> What you should do
Scan the data below for the string "months". Show every line where it turns up.

> The records
* * *

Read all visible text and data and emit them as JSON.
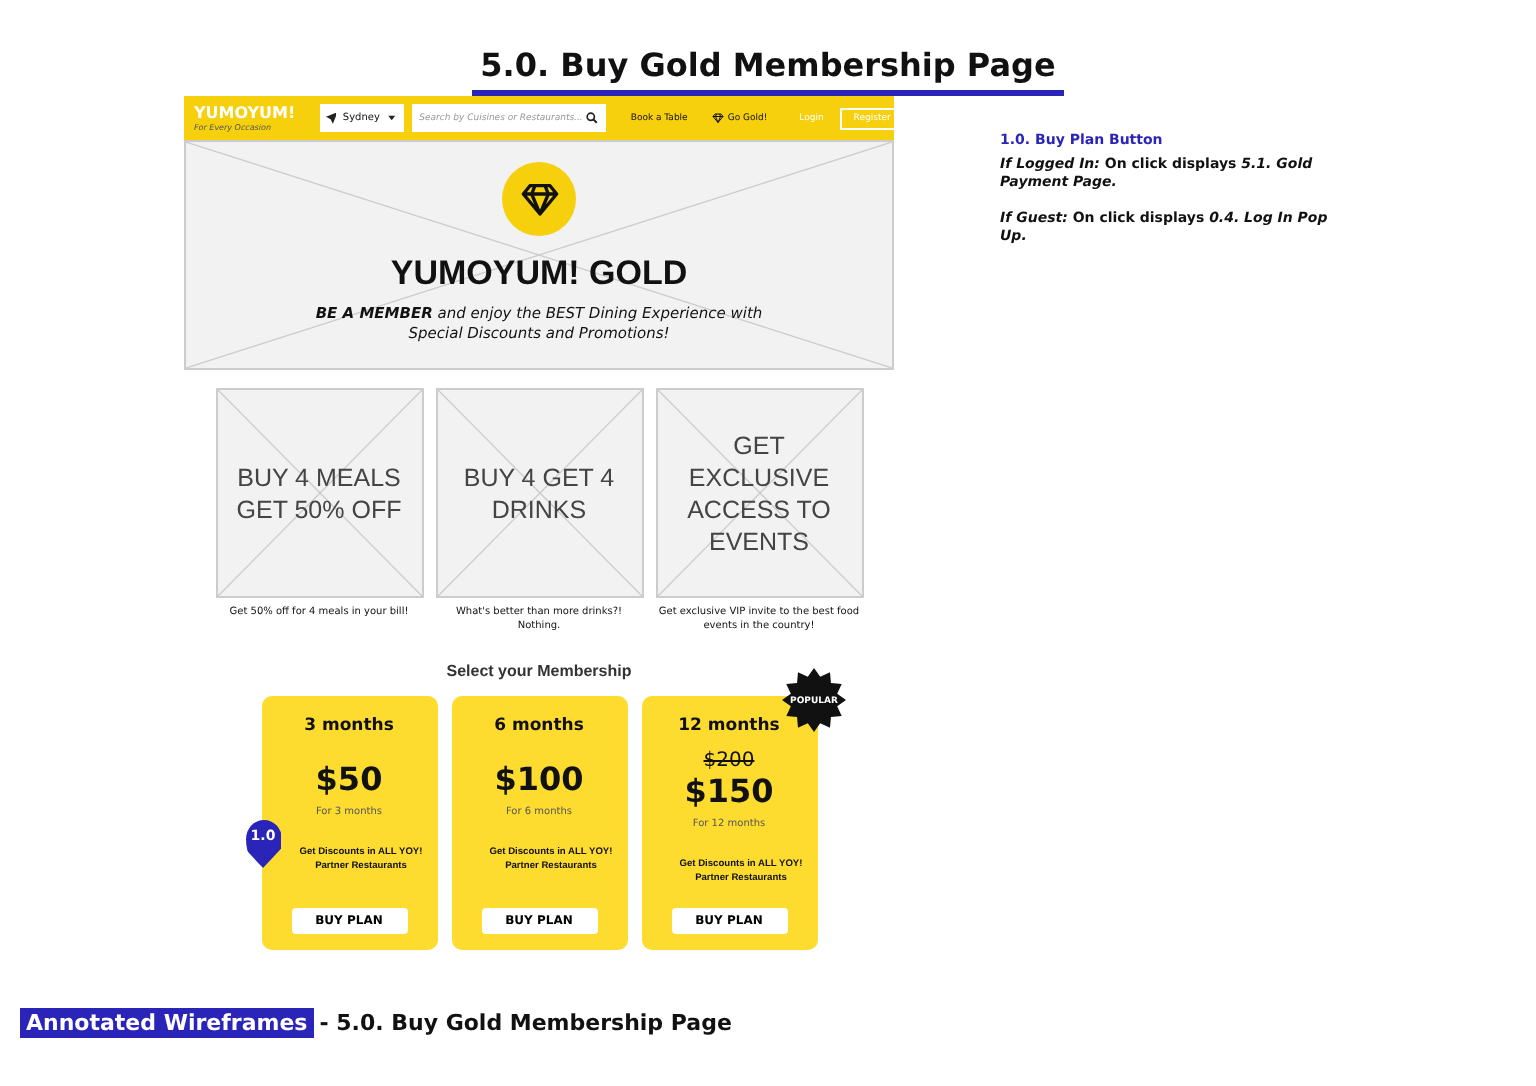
{
  "page_title": "5.0. Buy Gold Membership Page",
  "navbar": {
    "logo": "YUMOYUM!",
    "tagline": "For Every Occasion",
    "location": "Sydney",
    "search": {
      "placeholder": "Search by Cuisines or Restaurants..."
    },
    "links": [
      "Book a Table",
      "Go Gold!",
      "Login"
    ],
    "register": "Register"
  },
  "hero": {
    "title": "YUMOYUM! GOLD",
    "subtitle": "**BE A MEMBER** and enjoy the BEST Dining Experience with Special Discounts and Promotions!"
  },
  "benefits": [
    {
      "headline": "BUY 4 MEALS GET 50% OFF",
      "caption": "Get 50% off for 4 meals in your bill!"
    },
    {
      "headline": "BUY 4 GET 4 DRINKS",
      "caption": "What's better than more drinks?! Nothing."
    },
    {
      "headline": "GET EXCLUSIVE ACCESS TO EVENTS",
      "caption": "Get exclusive VIP invite to the best food events in the country!"
    }
  ],
  "membership": {
    "heading": "Select your Membership",
    "plans": [
      {
        "duration": "3 months",
        "price": "$50",
        "period": "For 3 months",
        "features": "Get Discounts in ALL YOY! Partner Restaurants",
        "button": "BUY PLAN",
        "popular": false,
        "marker": "1.0"
      },
      {
        "duration": "6 months",
        "price": "$100",
        "period": "For 6 months",
        "features": "Get Discounts in ALL YOY! Partner Restaurants",
        "button": "BUY PLAN",
        "popular": false
      },
      {
        "duration": "12 months",
        "old_price": "$200",
        "price": "$150",
        "period": "For 12 months",
        "features": "Get Discounts in ALL YOY! Partner Restaurants",
        "button": "BUY PLAN",
        "popular": true,
        "badge": "POPULAR"
      }
    ]
  },
  "annotations": [
    {
      "title": "1.0. Buy Plan Button",
      "notes": [
        "*If Logged In:* On click displays *5.1. Gold Payment Page.*",
        "*If Guest:* On click displays *0.4. Log In Pop Up.*"
      ]
    }
  ],
  "footer": {
    "tag": "Annotated Wireframes",
    "text": "- 5.0. Buy Gold Membership Page"
  }
}
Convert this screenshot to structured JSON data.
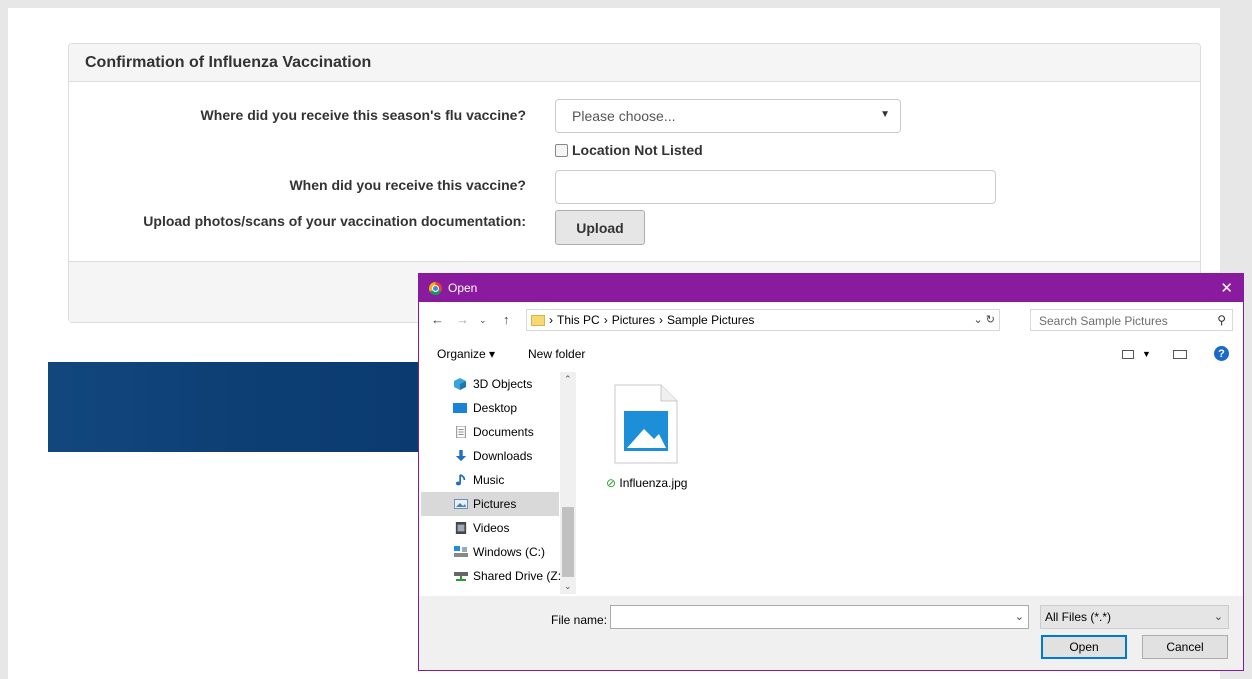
{
  "form": {
    "panel_title": "Confirmation of Influenza Vaccination",
    "q1_label": "Where did you receive this season's flu vaccine?",
    "q1_placeholder": "Please choose...",
    "location_not_listed": "Location Not Listed",
    "q2_label": "When did you receive this vaccine?",
    "q3_label": "Upload photos/scans of your vaccination documentation:",
    "upload_button": "Upload"
  },
  "dialog": {
    "title": "Open",
    "breadcrumb": [
      "This PC",
      "Pictures",
      "Sample Pictures"
    ],
    "search_placeholder": "Search Sample Pictures",
    "organize": "Organize",
    "new_folder": "New folder",
    "help": "?",
    "nav_items": [
      {
        "label": "3D Objects",
        "icon": "3d-objects-icon",
        "selected": false
      },
      {
        "label": "Desktop",
        "icon": "desktop-icon",
        "selected": false
      },
      {
        "label": "Documents",
        "icon": "documents-icon",
        "selected": false
      },
      {
        "label": "Downloads",
        "icon": "downloads-icon",
        "selected": false
      },
      {
        "label": "Music",
        "icon": "music-icon",
        "selected": false
      },
      {
        "label": "Pictures",
        "icon": "pictures-icon",
        "selected": true
      },
      {
        "label": "Videos",
        "icon": "videos-icon",
        "selected": false
      },
      {
        "label": "Windows (C:)",
        "icon": "drive-icon",
        "selected": false
      },
      {
        "label": "Shared Drive (Z:)",
        "icon": "network-drive-icon",
        "selected": false
      }
    ],
    "file": {
      "name": "Influenza.jpg",
      "status": "synced-check-icon"
    },
    "file_name_label": "File name:",
    "file_name_value": "",
    "file_type": "All Files (*.*)",
    "open_button": "Open",
    "cancel_button": "Cancel"
  },
  "colors": {
    "titlebar": "#8a1a9e",
    "banner": "#0d3f75",
    "accent": "#0078d7"
  }
}
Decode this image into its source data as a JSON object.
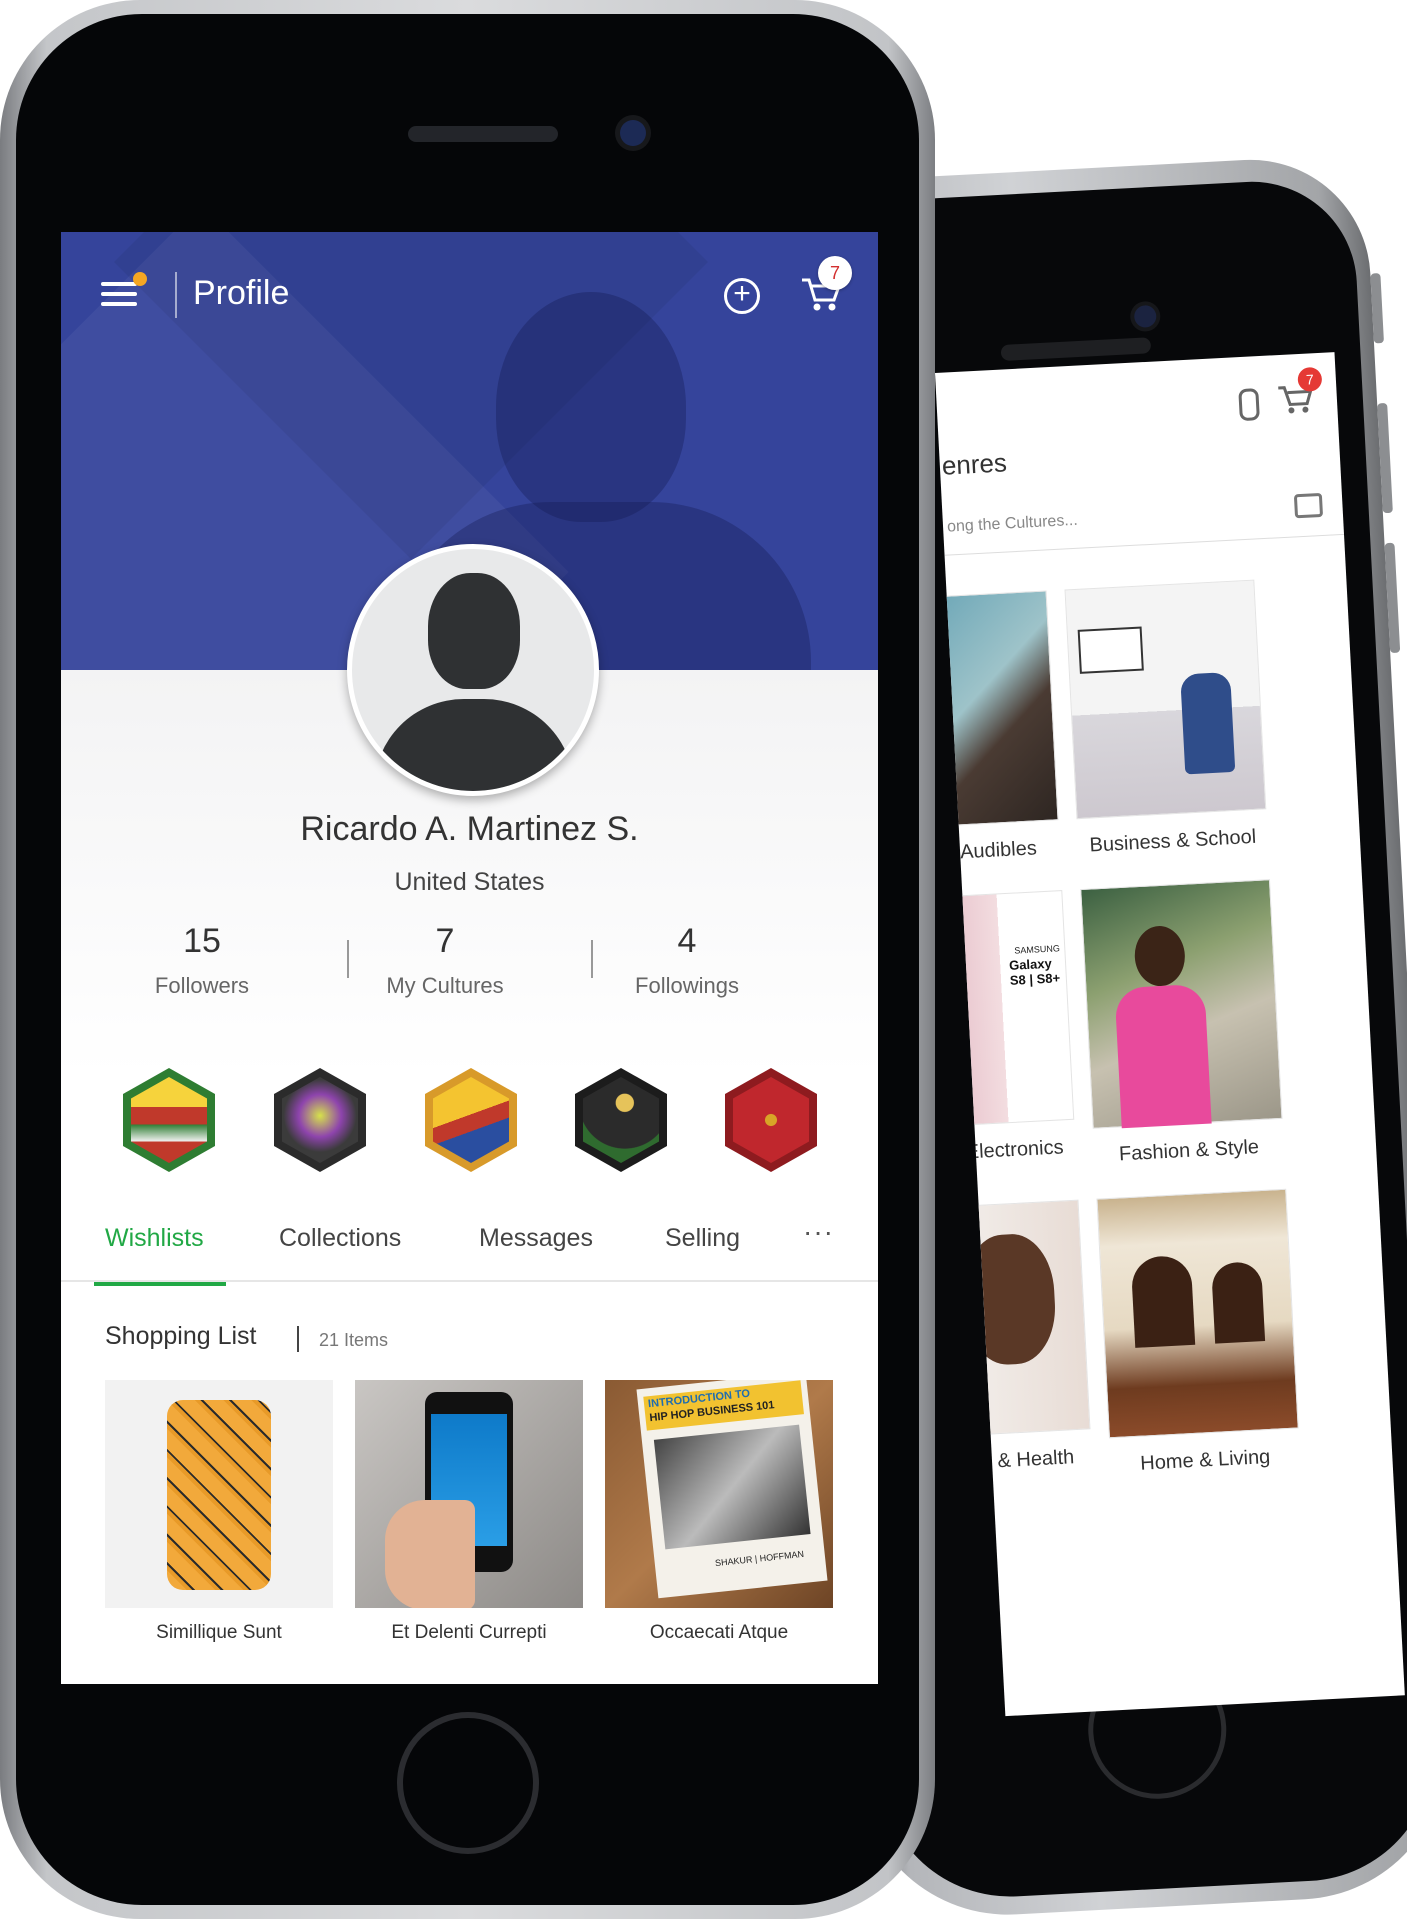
{
  "header": {
    "title": "Profile",
    "cart_count": "7"
  },
  "profile": {
    "name": "Ricardo A. Martinez S.",
    "country": "United States"
  },
  "stats": [
    {
      "value": "15",
      "label": "Followers"
    },
    {
      "value": "7",
      "label": "My Cultures"
    },
    {
      "value": "4",
      "label": "Followings"
    }
  ],
  "culture_badges": [
    {
      "icon": "mexican-sombrero-icon",
      "color": "#c0392b"
    },
    {
      "icon": "graffiti-music-icon",
      "color": "#3b3b3b"
    },
    {
      "icon": "maracas-icon",
      "color": "#f4c430"
    },
    {
      "icon": "crescent-mosque-icon",
      "color": "#2b2b2b"
    },
    {
      "icon": "chinese-calligraphy-icon",
      "color": "#c0272d"
    }
  ],
  "tabs": [
    {
      "label": "Wishlists",
      "active": true
    },
    {
      "label": "Collections"
    },
    {
      "label": "Messages"
    },
    {
      "label": "Selling"
    }
  ],
  "more_label": "···",
  "shopping_list": {
    "title": "Shopping List",
    "count": "21 Items",
    "items": [
      {
        "name": "Simillique Sunt"
      },
      {
        "name": "Et Delenti Currepti"
      },
      {
        "name": "Occaecati Atque"
      }
    ]
  },
  "back_screen": {
    "cart_count": "7",
    "title_fragment": "enres",
    "search_placeholder": "ong the Cultures...",
    "categories": [
      {
        "label": "/ Audibles"
      },
      {
        "label": "Business & School"
      },
      {
        "label": "Electronics"
      },
      {
        "label": "Fashion & Style"
      },
      {
        "label": "y & Health"
      },
      {
        "label": "Home & Living"
      }
    ],
    "phone_ad_text": "Galaxy S8 | S8+",
    "phone_ad_brand": "SAMSUNG"
  },
  "book_cover": {
    "line1": "INTRODUCTION TO",
    "line2": "HIP HOP BUSINESS 101",
    "authors": "SHAKUR | HOFFMAN"
  },
  "colors": {
    "hero": "#35449b",
    "accent_green": "#21a845",
    "badge_red": "#e53935"
  }
}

* * *

> The reply
        "duration": "3 months",
        "period": "For 3 months",
        "duration": "6 months",
        "period": "For 6 months",
        "duration": "12 months",
        "period": "For 12 months",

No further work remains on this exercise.